◆ **EXERCISE PROMPT**
Copy out all the records exactly.

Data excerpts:
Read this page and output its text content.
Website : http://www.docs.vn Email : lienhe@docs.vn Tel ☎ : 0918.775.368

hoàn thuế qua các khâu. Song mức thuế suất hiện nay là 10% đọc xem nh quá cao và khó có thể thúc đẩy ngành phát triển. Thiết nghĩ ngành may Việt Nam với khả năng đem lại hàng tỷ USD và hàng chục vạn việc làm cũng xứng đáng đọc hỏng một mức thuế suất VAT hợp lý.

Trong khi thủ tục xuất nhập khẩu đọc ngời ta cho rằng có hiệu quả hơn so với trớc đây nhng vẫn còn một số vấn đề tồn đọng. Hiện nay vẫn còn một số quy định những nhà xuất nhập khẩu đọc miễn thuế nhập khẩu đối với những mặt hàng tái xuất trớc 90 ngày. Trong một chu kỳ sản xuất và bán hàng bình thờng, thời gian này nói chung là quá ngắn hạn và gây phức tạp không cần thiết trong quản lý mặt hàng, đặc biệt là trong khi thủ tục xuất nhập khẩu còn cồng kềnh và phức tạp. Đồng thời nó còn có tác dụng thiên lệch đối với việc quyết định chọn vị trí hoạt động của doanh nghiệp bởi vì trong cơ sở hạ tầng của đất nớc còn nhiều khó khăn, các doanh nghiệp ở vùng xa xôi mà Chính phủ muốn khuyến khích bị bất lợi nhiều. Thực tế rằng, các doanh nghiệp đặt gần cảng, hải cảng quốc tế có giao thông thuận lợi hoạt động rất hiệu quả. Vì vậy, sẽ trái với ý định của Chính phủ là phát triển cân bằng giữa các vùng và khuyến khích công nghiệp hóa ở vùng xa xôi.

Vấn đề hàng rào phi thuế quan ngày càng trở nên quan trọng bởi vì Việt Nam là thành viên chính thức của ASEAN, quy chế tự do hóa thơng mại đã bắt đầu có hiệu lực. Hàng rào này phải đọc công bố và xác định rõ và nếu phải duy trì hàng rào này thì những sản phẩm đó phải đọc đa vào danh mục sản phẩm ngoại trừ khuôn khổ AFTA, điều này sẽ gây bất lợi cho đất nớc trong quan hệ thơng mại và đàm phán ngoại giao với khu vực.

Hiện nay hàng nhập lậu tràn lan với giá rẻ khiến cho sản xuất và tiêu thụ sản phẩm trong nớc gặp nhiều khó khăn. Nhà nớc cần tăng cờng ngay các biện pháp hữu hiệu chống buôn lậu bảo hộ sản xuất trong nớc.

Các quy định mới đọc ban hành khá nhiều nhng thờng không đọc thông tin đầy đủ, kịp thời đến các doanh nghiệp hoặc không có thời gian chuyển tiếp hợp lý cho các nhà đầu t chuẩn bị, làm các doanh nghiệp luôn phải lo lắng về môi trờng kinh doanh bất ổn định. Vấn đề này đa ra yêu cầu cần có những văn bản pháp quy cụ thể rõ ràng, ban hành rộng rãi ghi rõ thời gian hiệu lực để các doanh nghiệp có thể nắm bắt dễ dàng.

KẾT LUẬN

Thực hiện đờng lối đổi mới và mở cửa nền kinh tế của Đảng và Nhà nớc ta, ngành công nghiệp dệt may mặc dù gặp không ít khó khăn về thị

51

◆ **SOLUTION TO THIS EXERCISE**
Read this page and output its text content.
Website : http://www.docs.vn Email : lienhe@docs.vn Tel ☎ : 0918.775.368

hoàn thuế qua các khâu. Song mức thuế suất hiện nay là 10% đọc xem nh quá cao và khó có thể thúc đẩy ngành phát triển. Thiết nghĩ ngành may Việt Nam với khả năng đem lại hàng tỷ USD và hàng chục vạn việc làm cũng xứng đáng đọc hỏng một mức thuế suất VAT hợp lý.

Trong khi thủ tục xuất nhập khẩu đọc ngời ta cho rằng có hiệu quả hơn so với trớc đây nhng vẫn còn một số vấn đề tồn đọng. Hiện nay vẫn còn một số quy định những nhà xuất nhập khẩu đọc miễn thuế nhập khẩu đối với những mặt hàng tái xuất trớc 90 ngày. Trong một chu kỳ sản xuất và bán hàng bình thờng, thời gian này nói chung là quá ngắn hạn và gây phức tạp không cần thiết trong quản lý mặt hàng, đặc biệt là trong khi thủ tục xuất nhập khẩu còn cồng kềnh và phức tạp. Đồng thời nó còn có tác dụng thiên lệch đối với việc quyết định chọn vị trí hoạt động của doanh nghiệp bởi vì trong cơ sở hạ tầng của đất nớc còn nhiều khó khăn, các doanh nghiệp ở vùng xa xôi mà Chính phủ muốn khuyến khích bị bất lợi nhiều. Thực tế rằng, các doanh nghiệp đặt gần cảng, hải cảng quốc tế có giao thông thuận lợi hoạt động rất hiệu quả. Vì vậy, sẽ trái với ý định của Chính phủ là phát triển cân bằng giữa các vùng và khuyến khích công nghiệp hóa ở vùng xa xôi.

Vấn đề hàng rào phi thuế quan ngày càng trở nên quan trọng bởi vì Việt Nam là thành viên chính thức của ASEAN, quy chế tự do hóa thơng mại đã bắt đầu có hiệu lực. Hàng rào này phải đọc công bố và xác định rõ và nếu phải duy trì hàng rào này thì những sản phẩm đó phải đọc đa vào danh mục sản phẩm ngoại trừ khuôn khổ AFTA, điều này sẽ gây bất lợi cho đất nớc trong quan hệ thơng mại và đàm phán ngoại giao với khu vực.

Hiện nay hàng nhập lậu tràn lan với giá rẻ khiến cho sản xuất và tiêu thụ sản phẩm trong nớc gặp nhiều khó khăn. Nhà nớc cần tăng cờng ngay các biện pháp hữu hiệu chống buôn lậu bảo hộ sản xuất trong nớc.

Các quy định mới đọc ban hành khá nhiều nhng thờng không đọc thông tin đầy đủ, kịp thời đến các doanh nghiệp hoặc không có thời gian chuyển tiếp hợp lý cho các nhà đầu t chuẩn bị, làm các doanh nghiệp luôn phải lo lắng về môi trờng kinh doanh bất ổn định. Vấn đề này đa ra yêu cầu cần có những văn bản pháp quy cụ thể rõ ràng, ban hành rộng rãi ghi rõ thời gian hiệu lực để các doanh nghiệp có thể nắm bắt dễ dàng.

KẾT LUẬN

Thực hiện đờng lối đổi mới và mở cửa nền kinh tế của Đảng và Nhà nớc ta, ngành công nghiệp dệt may mặc dù gặp không ít khó khăn về thị

51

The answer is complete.